● **What the task asks**: Show each line from the listing that includes the word "JSON".

● **Dataset content**:
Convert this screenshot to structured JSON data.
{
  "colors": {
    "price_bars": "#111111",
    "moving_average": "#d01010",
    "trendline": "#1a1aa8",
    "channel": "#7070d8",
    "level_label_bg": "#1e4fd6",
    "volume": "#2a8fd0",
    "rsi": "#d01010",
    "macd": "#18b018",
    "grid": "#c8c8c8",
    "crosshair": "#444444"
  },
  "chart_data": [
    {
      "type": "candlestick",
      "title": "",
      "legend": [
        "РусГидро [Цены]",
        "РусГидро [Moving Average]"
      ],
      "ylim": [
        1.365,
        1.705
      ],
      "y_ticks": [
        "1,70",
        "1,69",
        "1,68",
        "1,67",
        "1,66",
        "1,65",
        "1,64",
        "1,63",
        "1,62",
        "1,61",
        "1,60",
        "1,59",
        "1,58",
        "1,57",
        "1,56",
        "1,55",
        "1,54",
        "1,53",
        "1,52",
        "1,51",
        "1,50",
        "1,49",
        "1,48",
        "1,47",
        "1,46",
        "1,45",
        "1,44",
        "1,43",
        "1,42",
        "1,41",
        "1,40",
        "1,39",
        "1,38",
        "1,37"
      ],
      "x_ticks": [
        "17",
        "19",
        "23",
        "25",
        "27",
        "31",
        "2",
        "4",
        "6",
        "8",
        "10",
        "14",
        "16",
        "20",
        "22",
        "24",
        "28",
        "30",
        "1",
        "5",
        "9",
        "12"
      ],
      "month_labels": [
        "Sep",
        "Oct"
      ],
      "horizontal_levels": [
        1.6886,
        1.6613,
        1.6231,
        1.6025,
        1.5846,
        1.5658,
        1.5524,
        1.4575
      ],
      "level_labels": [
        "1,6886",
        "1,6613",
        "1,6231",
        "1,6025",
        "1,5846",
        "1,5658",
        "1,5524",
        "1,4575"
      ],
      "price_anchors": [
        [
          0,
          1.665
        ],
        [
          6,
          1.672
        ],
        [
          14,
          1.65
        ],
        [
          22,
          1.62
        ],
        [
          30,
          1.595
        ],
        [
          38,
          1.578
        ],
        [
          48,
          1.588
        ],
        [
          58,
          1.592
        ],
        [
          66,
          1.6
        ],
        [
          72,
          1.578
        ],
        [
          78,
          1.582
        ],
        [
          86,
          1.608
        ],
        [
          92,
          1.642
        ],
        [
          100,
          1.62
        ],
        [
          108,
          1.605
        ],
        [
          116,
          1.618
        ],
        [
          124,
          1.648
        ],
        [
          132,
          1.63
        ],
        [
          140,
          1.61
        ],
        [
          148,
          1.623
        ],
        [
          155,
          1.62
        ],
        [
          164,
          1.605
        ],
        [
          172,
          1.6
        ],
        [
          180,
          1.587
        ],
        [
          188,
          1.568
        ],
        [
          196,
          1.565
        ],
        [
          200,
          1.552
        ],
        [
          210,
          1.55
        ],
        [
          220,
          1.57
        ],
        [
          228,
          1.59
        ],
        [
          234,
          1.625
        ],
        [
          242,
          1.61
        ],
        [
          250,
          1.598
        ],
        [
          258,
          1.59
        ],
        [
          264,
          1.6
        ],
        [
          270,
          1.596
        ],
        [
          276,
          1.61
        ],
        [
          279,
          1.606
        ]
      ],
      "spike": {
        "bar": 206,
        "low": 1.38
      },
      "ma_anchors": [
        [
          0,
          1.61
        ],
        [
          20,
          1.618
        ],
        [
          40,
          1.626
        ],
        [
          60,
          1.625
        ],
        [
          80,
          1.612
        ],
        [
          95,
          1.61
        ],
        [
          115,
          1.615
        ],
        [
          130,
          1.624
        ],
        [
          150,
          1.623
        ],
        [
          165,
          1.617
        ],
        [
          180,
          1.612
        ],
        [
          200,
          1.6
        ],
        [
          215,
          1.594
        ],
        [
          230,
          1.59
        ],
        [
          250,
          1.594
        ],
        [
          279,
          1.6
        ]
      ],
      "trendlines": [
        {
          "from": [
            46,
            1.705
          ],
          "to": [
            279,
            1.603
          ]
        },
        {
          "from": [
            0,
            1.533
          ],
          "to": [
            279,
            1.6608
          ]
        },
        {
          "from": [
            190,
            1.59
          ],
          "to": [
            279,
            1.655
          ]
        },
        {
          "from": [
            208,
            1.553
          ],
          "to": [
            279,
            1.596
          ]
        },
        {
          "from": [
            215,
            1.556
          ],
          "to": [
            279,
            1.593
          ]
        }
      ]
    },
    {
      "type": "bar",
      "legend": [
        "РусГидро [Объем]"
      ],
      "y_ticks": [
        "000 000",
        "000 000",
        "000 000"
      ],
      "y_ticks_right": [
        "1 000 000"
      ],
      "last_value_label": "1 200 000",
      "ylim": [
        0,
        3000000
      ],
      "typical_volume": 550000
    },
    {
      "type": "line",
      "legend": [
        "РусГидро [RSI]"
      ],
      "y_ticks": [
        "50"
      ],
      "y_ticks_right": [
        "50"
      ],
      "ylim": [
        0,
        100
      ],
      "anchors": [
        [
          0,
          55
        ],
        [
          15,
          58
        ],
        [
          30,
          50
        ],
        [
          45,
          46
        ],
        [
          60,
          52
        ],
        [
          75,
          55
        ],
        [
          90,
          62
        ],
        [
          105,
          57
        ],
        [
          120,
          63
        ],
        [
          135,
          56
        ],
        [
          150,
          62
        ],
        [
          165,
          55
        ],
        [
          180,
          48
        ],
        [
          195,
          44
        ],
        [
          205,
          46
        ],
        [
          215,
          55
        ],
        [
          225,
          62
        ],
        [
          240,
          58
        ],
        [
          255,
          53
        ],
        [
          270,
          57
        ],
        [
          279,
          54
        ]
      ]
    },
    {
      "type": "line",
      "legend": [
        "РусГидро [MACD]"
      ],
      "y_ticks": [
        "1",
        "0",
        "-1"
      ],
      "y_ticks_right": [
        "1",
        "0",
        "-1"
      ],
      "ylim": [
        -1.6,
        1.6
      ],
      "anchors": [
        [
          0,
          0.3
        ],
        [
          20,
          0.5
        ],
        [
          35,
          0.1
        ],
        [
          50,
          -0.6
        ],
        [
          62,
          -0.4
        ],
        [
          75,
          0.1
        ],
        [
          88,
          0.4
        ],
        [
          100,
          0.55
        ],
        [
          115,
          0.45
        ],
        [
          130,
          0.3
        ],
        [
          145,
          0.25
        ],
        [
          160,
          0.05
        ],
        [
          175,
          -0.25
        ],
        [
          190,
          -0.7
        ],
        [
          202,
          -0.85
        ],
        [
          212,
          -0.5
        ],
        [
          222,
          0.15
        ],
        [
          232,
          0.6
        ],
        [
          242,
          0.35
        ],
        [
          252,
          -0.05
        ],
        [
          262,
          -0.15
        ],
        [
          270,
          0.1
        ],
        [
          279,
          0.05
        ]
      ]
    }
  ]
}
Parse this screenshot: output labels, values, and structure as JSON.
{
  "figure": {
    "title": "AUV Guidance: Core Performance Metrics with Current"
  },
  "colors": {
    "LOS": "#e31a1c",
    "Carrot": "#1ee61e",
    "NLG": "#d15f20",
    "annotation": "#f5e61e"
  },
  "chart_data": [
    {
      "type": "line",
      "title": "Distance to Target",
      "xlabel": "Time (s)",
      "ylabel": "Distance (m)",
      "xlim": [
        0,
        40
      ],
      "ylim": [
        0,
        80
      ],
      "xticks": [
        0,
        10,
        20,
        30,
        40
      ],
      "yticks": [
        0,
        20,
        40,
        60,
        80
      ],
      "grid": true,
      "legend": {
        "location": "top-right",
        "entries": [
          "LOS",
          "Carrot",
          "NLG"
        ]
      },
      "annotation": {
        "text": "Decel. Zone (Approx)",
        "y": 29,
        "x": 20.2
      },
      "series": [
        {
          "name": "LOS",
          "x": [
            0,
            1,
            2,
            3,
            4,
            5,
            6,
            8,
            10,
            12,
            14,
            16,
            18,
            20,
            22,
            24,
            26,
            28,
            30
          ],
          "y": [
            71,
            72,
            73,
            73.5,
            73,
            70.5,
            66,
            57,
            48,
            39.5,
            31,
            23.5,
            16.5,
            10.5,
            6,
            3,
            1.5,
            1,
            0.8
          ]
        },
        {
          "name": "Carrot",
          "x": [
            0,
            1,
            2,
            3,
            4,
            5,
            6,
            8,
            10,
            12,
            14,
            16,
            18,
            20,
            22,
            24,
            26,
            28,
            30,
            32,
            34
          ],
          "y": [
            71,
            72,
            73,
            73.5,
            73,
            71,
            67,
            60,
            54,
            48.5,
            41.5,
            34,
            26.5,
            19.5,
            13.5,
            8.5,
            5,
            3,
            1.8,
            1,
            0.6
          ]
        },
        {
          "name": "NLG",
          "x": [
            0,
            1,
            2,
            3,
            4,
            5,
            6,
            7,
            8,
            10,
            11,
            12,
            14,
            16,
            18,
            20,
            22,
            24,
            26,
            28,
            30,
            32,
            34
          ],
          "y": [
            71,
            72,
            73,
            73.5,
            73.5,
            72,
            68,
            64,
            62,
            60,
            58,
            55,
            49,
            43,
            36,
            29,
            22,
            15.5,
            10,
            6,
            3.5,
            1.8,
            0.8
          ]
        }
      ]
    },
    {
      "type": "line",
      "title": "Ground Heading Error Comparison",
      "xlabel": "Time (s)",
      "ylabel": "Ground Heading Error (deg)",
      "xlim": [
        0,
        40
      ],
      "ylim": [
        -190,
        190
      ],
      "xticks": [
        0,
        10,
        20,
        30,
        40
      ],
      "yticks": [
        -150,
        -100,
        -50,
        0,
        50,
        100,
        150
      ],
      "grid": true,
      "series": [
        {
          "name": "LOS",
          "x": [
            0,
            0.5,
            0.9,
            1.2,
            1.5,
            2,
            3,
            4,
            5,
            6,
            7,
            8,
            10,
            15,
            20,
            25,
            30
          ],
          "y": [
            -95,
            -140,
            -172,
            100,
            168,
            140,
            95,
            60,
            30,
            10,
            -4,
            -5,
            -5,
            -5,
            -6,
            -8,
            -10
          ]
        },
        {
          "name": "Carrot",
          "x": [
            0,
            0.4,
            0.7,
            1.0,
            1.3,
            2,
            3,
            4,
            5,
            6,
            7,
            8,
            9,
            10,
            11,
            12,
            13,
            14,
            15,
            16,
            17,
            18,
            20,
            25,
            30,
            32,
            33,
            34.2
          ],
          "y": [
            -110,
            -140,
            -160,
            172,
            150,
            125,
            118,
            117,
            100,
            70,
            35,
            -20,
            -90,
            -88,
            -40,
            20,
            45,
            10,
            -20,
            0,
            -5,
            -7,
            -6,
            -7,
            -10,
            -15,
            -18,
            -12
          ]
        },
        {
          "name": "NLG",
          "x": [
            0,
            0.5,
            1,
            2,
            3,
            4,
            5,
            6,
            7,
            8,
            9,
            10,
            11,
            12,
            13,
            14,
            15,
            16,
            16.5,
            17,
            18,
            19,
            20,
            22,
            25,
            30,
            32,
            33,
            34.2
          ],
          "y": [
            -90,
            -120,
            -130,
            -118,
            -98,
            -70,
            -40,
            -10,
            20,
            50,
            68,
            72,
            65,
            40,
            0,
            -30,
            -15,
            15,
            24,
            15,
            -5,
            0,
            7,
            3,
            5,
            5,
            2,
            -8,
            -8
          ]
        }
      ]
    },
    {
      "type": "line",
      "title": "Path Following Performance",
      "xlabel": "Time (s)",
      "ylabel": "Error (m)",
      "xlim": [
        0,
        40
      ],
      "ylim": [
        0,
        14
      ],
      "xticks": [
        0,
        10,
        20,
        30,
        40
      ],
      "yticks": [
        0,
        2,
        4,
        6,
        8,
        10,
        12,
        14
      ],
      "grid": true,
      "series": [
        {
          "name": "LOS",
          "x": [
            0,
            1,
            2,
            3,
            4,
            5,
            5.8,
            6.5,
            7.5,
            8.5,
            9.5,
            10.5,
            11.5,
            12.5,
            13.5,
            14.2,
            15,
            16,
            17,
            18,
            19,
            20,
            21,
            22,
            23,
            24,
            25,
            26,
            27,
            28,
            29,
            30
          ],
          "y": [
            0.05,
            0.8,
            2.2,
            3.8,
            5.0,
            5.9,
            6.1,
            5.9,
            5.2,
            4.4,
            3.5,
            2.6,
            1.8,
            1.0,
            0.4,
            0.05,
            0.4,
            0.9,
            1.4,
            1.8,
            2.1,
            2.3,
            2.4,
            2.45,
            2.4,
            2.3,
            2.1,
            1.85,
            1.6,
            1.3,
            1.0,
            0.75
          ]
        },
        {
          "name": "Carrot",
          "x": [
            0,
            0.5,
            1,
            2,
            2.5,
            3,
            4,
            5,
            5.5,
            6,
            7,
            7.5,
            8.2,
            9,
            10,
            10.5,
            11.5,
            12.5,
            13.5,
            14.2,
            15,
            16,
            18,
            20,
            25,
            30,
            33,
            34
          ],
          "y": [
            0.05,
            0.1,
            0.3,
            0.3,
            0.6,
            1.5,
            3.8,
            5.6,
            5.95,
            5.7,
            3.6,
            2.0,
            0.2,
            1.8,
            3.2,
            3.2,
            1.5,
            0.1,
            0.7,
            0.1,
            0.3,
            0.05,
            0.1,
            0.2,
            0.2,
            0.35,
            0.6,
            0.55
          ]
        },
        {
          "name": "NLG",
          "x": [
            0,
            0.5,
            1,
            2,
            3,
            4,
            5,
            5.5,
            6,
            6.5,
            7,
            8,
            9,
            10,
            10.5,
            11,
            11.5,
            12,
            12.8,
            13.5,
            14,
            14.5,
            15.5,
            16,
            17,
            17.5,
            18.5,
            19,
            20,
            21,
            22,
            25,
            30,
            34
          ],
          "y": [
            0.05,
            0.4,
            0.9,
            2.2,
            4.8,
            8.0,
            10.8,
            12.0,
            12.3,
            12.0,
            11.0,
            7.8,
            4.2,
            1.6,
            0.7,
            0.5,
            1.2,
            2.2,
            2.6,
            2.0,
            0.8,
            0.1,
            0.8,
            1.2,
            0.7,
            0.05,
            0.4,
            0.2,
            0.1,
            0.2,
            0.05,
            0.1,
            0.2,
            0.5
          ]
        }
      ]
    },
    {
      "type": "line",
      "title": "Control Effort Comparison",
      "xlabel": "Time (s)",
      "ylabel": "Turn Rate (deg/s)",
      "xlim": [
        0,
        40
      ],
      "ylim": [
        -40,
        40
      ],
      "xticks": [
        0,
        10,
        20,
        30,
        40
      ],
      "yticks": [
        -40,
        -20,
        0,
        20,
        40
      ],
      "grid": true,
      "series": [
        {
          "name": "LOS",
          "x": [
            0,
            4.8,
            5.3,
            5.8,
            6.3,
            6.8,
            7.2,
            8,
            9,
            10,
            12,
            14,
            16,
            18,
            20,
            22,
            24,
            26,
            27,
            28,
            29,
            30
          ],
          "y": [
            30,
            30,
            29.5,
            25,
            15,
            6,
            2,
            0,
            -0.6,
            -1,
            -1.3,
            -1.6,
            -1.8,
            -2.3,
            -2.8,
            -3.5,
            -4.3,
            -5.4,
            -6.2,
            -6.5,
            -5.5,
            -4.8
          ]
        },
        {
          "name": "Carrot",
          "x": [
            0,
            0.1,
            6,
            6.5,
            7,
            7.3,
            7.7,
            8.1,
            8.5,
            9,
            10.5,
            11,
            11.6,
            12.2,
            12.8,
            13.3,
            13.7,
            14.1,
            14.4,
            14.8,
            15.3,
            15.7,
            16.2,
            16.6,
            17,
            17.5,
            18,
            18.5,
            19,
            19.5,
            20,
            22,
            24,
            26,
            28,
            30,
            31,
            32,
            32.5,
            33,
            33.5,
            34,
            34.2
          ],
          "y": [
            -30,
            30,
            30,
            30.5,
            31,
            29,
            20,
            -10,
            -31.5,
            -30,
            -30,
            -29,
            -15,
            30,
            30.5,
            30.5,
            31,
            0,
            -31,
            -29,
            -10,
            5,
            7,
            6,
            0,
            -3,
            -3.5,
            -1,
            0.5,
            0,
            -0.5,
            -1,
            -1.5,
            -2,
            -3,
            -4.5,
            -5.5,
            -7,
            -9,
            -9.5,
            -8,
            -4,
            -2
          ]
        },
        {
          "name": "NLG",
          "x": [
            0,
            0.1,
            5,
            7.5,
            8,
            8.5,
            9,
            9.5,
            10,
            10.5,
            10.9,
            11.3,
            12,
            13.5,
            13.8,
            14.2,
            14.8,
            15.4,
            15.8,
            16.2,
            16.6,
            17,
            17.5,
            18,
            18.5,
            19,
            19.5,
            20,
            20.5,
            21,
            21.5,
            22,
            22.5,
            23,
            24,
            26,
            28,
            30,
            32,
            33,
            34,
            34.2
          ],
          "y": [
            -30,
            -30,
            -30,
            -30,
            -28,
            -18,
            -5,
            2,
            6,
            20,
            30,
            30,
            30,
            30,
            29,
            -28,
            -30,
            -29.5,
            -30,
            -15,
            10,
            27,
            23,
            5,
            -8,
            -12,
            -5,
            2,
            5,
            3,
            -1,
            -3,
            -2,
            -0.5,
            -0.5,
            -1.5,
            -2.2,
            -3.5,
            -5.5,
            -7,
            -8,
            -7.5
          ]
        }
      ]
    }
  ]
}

● **Reply**:
Convert this screenshot to structured JSON data.
Parse this screenshot: output labels, values, and structure as JSON.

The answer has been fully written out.